**DIRECTIONS**
Transcribe the records exactly. Pictures do not belong in the transcription.

**Saved entries**
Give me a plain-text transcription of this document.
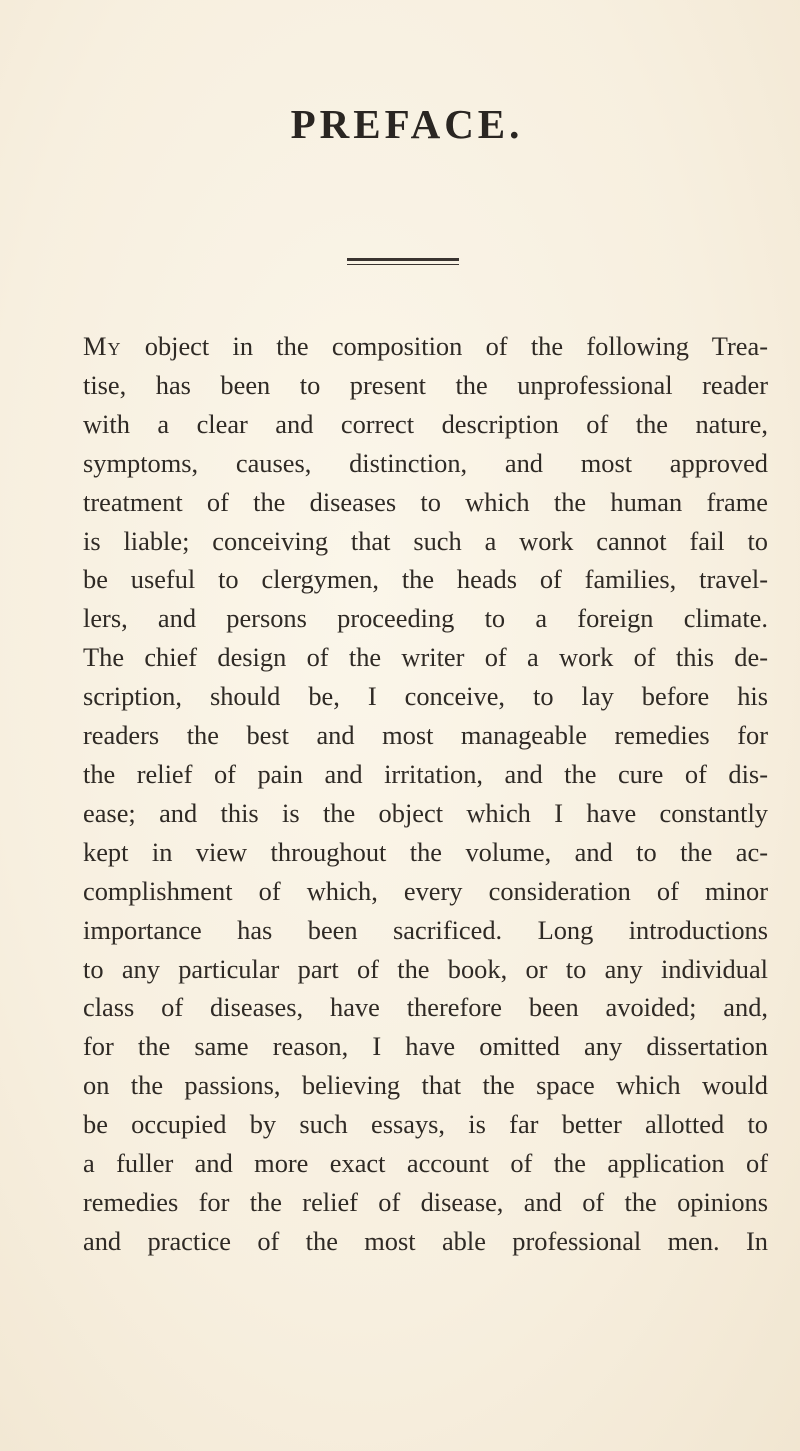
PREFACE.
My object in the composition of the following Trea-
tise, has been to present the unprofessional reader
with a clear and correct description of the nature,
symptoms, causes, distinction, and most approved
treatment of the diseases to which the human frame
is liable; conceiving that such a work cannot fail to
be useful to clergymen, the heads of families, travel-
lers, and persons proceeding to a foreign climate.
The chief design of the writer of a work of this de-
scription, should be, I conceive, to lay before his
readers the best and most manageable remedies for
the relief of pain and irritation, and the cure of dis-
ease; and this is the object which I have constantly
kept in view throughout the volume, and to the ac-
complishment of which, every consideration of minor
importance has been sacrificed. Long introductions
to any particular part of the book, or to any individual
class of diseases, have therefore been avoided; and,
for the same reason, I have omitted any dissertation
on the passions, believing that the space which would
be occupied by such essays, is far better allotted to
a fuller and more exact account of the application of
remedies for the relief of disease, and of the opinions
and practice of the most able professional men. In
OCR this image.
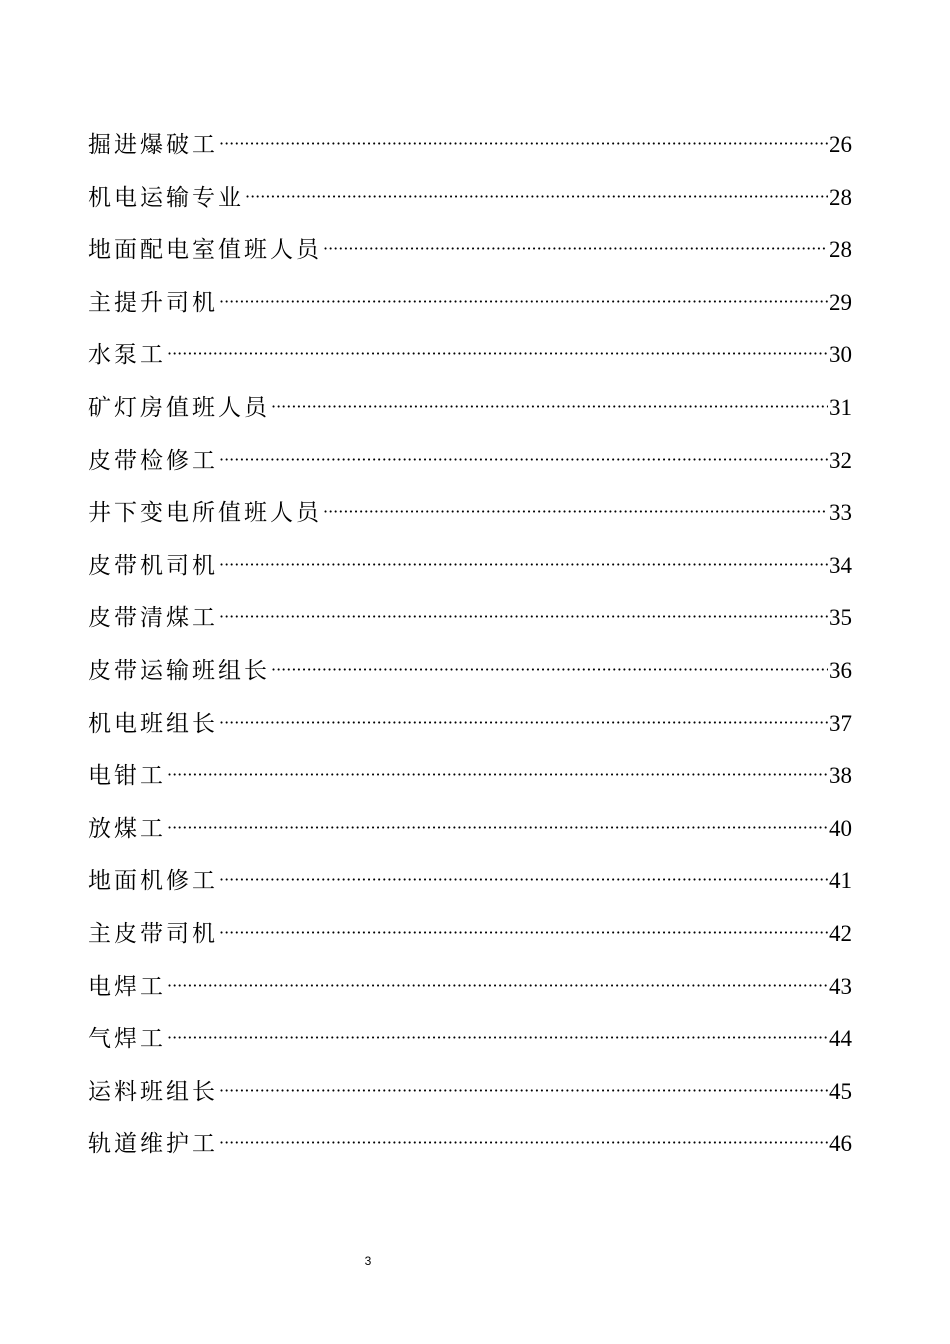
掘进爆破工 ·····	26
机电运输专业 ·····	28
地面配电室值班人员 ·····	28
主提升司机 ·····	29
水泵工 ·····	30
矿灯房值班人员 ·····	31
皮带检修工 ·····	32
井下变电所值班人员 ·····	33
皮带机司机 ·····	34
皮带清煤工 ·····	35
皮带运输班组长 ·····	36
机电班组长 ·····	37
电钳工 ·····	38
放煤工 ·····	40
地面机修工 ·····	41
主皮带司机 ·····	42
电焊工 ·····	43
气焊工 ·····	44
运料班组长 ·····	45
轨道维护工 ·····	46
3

**SOLUTION FOR THIS PROBLEM**
Give me a plain-text transcription of this document.
PREFACE.
My object in the composition of the following Trea-
tise, has been to present the unprofessional reader
with a clear and correct description of the nature,
symptoms, causes, distinction, and most approved
treatment of the diseases to which the human frame
is liable; conceiving that such a work cannot fail to
be useful to clergymen, the heads of families, travel-
lers, and persons proceeding to a foreign climate.
The chief design of the writer of a work of this de-
scription, should be, I conceive, to lay before his
readers the best and most manageable remedies for
the relief of pain and irritation, and the cure of dis-
ease; and this is the object which I have constantly
kept in view throughout the volume, and to the ac-
complishment of which, every consideration of minor
importance has been sacrificed. Long introductions
to any particular part of the book, or to any individual
class of diseases, have therefore been avoided; and,
for the same reason, I have omitted any dissertation
on the passions, believing that the space which would
be occupied by such essays, is far better allotted to
a fuller and more exact account of the application of
remedies for the relief of disease, and of the opinions
and practice of the most able professional men. In
OCR this image.
掘进爆破工 ·····	26
机电运输专业 ·····	28
地面配电室值班人员 ·····	28
主提升司机 ·····	29
水泵工 ·····	30
矿灯房值班人员 ·····	31
皮带检修工 ·····	32
井下变电所值班人员 ·····	33
皮带机司机 ·····	34
皮带清煤工 ·····	35
皮带运输班组长 ·····	36
机电班组长 ·····	37
电钳工 ·····	38
放煤工 ·····	40
地面机修工 ·····	41
主皮带司机 ·····	42
电焊工 ·····	43
气焊工 ·····	44
运料班组长 ·····	45
轨道维护工 ·····	46
3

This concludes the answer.